● Problem to solve:
Restate, word for word, every line of the data.

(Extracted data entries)
————————

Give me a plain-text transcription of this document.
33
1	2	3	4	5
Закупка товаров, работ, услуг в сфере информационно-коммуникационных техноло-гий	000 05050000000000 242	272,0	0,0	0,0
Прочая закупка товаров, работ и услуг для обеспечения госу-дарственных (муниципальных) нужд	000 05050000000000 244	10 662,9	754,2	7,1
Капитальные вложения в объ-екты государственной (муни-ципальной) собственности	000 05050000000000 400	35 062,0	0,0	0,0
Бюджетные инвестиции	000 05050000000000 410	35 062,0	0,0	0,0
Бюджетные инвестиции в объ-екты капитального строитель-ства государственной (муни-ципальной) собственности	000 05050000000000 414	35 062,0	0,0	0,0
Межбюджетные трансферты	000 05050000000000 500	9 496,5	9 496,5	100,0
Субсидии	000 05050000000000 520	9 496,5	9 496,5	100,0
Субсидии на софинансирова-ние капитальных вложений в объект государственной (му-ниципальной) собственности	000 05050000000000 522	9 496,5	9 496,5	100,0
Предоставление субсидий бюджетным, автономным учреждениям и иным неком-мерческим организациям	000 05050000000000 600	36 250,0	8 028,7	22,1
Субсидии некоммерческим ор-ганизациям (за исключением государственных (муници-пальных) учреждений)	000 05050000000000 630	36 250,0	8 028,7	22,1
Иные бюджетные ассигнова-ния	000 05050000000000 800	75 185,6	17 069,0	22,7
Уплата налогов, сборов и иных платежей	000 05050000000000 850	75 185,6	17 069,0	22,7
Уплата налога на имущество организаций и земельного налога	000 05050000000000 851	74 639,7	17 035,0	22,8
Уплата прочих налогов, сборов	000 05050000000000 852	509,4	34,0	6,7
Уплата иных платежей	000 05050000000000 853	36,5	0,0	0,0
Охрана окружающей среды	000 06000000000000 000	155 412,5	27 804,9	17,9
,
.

————————

● Output of the task:
Give me a plain-text transcription of this document.
33
1	2	3	4	5
Закупка товаров, работ, услуг в сфере информационно-коммуникационных техноло-гий	000 05050000000000 242	272,0	0,0	0,0
Прочая закупка товаров, работ и услуг для обеспечения госу-дарственных (муниципальных) нужд	000 05050000000000 244	10 662,9	754,2	7,1
Капитальные вложения в объ-екты государственной (муни-ципальной) собственности	000 05050000000000 400	35 062,0	0,0	0,0
Бюджетные инвестиции	000 05050000000000 410	35 062,0	0,0	0,0
Бюджетные инвестиции в объ-екты капитального строитель-ства государственной (муни-ципальной) собственности	000 05050000000000 414	35 062,0	0,0	0,0
Межбюджетные трансферты	000 05050000000000 500	9 496,5	9 496,5	100,0
Субсидии	000 05050000000000 520	9 496,5	9 496,5	100,0
Субсидии на софинансирова-ние капитальных вложений в объект государственной (му-ниципальной) собственности	000 05050000000000 522	9 496,5	9 496,5	100,0
Предоставление субсидий бюджетным, автономным учреждениям и иным неком-мерческим организациям	000 05050000000000 600	36 250,0	8 028,7	22,1
Субсидии некоммерческим ор-ганизациям (за исключением государственных (муници-пальных) учреждений)	000 05050000000000 630	36 250,0	8 028,7	22,1
Иные бюджетные ассигнова-ния	000 05050000000000 800	75 185,6	17 069,0	22,7
Уплата налогов, сборов и иных платежей	000 05050000000000 850	75 185,6	17 069,0	22,7
Уплата налога на имущество организаций и земельного налога	000 05050000000000 851	74 639,7	17 035,0	22,8
Уплата прочих налогов, сборов	000 05050000000000 852	509,4	34,0	6,7
Уплата иных платежей	000 05050000000000 853	36,5	0,0	0,0
Охрана окружающей среды	000 06000000000000 000	155 412,5	27 804,9	17,9
,
.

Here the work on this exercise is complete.